WHAT THE TASK REQUIRES
Entries follow. Set all of them down as they stand.

THE DATA
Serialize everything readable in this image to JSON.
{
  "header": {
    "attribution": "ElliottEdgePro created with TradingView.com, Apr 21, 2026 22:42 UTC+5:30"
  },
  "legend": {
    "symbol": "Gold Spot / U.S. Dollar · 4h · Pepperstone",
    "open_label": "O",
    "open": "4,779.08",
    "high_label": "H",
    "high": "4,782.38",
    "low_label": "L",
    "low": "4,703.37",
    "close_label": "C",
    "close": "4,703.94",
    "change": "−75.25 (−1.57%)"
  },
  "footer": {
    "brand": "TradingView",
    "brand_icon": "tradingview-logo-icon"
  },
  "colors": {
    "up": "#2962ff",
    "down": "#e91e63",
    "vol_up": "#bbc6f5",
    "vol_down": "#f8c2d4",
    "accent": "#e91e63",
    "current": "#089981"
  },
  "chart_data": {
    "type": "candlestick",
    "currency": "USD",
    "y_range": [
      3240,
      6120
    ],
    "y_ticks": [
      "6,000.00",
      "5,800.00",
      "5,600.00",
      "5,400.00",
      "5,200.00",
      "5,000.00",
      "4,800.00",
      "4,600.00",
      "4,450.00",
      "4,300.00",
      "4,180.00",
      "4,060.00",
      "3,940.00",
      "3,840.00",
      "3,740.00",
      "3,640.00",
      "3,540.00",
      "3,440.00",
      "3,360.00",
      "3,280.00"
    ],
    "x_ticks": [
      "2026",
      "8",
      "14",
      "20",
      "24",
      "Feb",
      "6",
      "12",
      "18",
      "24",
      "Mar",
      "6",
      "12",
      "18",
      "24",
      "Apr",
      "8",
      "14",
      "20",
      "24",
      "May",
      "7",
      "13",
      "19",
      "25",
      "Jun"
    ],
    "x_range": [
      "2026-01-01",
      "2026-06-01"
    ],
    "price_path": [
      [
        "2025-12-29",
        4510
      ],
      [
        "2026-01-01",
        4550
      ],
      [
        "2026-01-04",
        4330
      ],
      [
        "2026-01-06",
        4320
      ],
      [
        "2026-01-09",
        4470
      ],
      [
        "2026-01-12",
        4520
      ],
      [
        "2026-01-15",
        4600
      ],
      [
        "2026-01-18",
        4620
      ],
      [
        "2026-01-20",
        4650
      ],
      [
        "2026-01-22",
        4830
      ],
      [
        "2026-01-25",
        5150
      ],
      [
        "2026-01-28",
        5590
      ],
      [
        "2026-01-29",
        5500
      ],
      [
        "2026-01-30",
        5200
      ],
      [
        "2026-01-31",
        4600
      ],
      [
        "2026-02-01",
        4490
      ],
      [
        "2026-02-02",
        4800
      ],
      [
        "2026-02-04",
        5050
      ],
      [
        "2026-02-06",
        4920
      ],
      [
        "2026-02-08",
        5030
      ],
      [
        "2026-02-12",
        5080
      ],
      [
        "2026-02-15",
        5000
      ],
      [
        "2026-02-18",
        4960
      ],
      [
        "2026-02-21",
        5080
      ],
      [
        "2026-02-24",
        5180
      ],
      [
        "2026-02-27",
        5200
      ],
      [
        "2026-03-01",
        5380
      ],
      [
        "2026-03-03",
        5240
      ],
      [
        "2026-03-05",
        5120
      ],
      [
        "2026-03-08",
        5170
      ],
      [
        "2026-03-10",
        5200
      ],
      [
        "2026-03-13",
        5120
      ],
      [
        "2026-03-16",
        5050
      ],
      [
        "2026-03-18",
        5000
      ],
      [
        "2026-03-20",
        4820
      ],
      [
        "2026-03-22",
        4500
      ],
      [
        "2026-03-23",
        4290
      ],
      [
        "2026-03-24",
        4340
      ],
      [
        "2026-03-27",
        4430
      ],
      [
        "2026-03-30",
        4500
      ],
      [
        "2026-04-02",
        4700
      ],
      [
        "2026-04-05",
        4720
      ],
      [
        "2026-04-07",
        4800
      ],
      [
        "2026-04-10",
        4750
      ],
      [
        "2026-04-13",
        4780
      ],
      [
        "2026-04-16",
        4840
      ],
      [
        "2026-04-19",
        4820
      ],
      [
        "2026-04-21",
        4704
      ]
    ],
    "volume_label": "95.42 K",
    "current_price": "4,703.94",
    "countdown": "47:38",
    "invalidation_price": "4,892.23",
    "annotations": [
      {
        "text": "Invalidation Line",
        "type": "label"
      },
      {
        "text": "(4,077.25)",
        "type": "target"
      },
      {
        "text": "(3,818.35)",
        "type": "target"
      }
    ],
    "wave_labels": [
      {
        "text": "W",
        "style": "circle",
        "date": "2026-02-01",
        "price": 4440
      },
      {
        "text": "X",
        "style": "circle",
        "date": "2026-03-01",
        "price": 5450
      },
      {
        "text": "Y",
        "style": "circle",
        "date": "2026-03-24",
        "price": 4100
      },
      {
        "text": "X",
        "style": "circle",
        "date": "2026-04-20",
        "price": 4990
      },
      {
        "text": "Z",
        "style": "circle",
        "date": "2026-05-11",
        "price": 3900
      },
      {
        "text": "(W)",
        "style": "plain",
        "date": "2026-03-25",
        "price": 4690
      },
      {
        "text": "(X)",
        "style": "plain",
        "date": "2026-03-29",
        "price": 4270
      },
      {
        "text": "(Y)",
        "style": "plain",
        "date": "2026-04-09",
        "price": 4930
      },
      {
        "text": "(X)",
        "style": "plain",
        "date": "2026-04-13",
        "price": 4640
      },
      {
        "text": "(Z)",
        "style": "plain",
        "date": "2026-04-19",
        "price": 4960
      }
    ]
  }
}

TASK ANSWER
Serialize everything readable in this image to JSON.
{
  "header": {
    "attribution": "ElliottEdgePro created with TradingView.com, Apr 21, 2026 22:42 UTC+5:30"
  },
  "legend": {
    "symbol": "Gold Spot / U.S. Dollar · 4h · Pepperstone",
    "open_label": "O",
    "open": "4,779.08",
    "high_label": "H",
    "high": "4,782.38",
    "low_label": "L",
    "low": "4,703.37",
    "close_label": "C",
    "close": "4,703.94",
    "change": "−75.25 (−1.57%)"
  },
  "footer": {
    "brand": "TradingView",
    "brand_icon": "tradingview-logo-icon"
  },
  "colors": {
    "up": "#2962ff",
    "down": "#e91e63",
    "vol_up": "#bbc6f5",
    "vol_down": "#f8c2d4",
    "accent": "#e91e63",
    "current": "#089981"
  },
  "chart_data": {
    "type": "candlestick",
    "currency": "USD",
    "y_range": [
      3240,
      6120
    ],
    "y_ticks": [
      "6,000.00",
      "5,800.00",
      "5,600.00",
      "5,400.00",
      "5,200.00",
      "5,000.00",
      "4,800.00",
      "4,600.00",
      "4,450.00",
      "4,300.00",
      "4,180.00",
      "4,060.00",
      "3,940.00",
      "3,840.00",
      "3,740.00",
      "3,640.00",
      "3,540.00",
      "3,440.00",
      "3,360.00",
      "3,280.00"
    ],
    "x_ticks": [
      "2026",
      "8",
      "14",
      "20",
      "24",
      "Feb",
      "6",
      "12",
      "18",
      "24",
      "Mar",
      "6",
      "12",
      "18",
      "24",
      "Apr",
      "8",
      "14",
      "20",
      "24",
      "May",
      "7",
      "13",
      "19",
      "25",
      "Jun"
    ],
    "x_range": [
      "2026-01-01",
      "2026-06-01"
    ],
    "price_path": [
      [
        "2025-12-29",
        4510
      ],
      [
        "2026-01-01",
        4550
      ],
      [
        "2026-01-04",
        4330
      ],
      [
        "2026-01-06",
        4320
      ],
      [
        "2026-01-09",
        4470
      ],
      [
        "2026-01-12",
        4520
      ],
      [
        "2026-01-15",
        4600
      ],
      [
        "2026-01-18",
        4620
      ],
      [
        "2026-01-20",
        4650
      ],
      [
        "2026-01-22",
        4830
      ],
      [
        "2026-01-25",
        5150
      ],
      [
        "2026-01-28",
        5590
      ],
      [
        "2026-01-29",
        5500
      ],
      [
        "2026-01-30",
        5200
      ],
      [
        "2026-01-31",
        4600
      ],
      [
        "2026-02-01",
        4490
      ],
      [
        "2026-02-02",
        4800
      ],
      [
        "2026-02-04",
        5050
      ],
      [
        "2026-02-06",
        4920
      ],
      [
        "2026-02-08",
        5030
      ],
      [
        "2026-02-12",
        5080
      ],
      [
        "2026-02-15",
        5000
      ],
      [
        "2026-02-18",
        4960
      ],
      [
        "2026-02-21",
        5080
      ],
      [
        "2026-02-24",
        5180
      ],
      [
        "2026-02-27",
        5200
      ],
      [
        "2026-03-01",
        5380
      ],
      [
        "2026-03-03",
        5240
      ],
      [
        "2026-03-05",
        5120
      ],
      [
        "2026-03-08",
        5170
      ],
      [
        "2026-03-10",
        5200
      ],
      [
        "2026-03-13",
        5120
      ],
      [
        "2026-03-16",
        5050
      ],
      [
        "2026-03-18",
        5000
      ],
      [
        "2026-03-20",
        4820
      ],
      [
        "2026-03-22",
        4500
      ],
      [
        "2026-03-23",
        4290
      ],
      [
        "2026-03-24",
        4340
      ],
      [
        "2026-03-27",
        4430
      ],
      [
        "2026-03-30",
        4500
      ],
      [
        "2026-04-02",
        4700
      ],
      [
        "2026-04-05",
        4720
      ],
      [
        "2026-04-07",
        4800
      ],
      [
        "2026-04-10",
        4750
      ],
      [
        "2026-04-13",
        4780
      ],
      [
        "2026-04-16",
        4840
      ],
      [
        "2026-04-19",
        4820
      ],
      [
        "2026-04-21",
        4704
      ]
    ],
    "volume_label": "95.42 K",
    "current_price": "4,703.94",
    "countdown": "47:38",
    "invalidation_price": "4,892.23",
    "annotations": [
      {
        "text": "Invalidation Line",
        "type": "label"
      },
      {
        "text": "(4,077.25)",
        "type": "target"
      },
      {
        "text": "(3,818.35)",
        "type": "target"
      }
    ],
    "wave_labels": [
      {
        "text": "W",
        "style": "circle",
        "date": "2026-02-01",
        "price": 4440
      },
      {
        "text": "X",
        "style": "circle",
        "date": "2026-03-01",
        "price": 5450
      },
      {
        "text": "Y",
        "style": "circle",
        "date": "2026-03-24",
        "price": 4100
      },
      {
        "text": "X",
        "style": "circle",
        "date": "2026-04-20",
        "price": 4990
      },
      {
        "text": "Z",
        "style": "circle",
        "date": "2026-05-11",
        "price": 3900
      },
      {
        "text": "(W)",
        "style": "plain",
        "date": "2026-03-25",
        "price": 4690
      },
      {
        "text": "(X)",
        "style": "plain",
        "date": "2026-03-29",
        "price": 4270
      },
      {
        "text": "(Y)",
        "style": "plain",
        "date": "2026-04-09",
        "price": 4930
      },
      {
        "text": "(X)",
        "style": "plain",
        "date": "2026-04-13",
        "price": 4640
      },
      {
        "text": "(Z)",
        "style": "plain",
        "date": "2026-04-19",
        "price": 4960
      }
    ]
  }
}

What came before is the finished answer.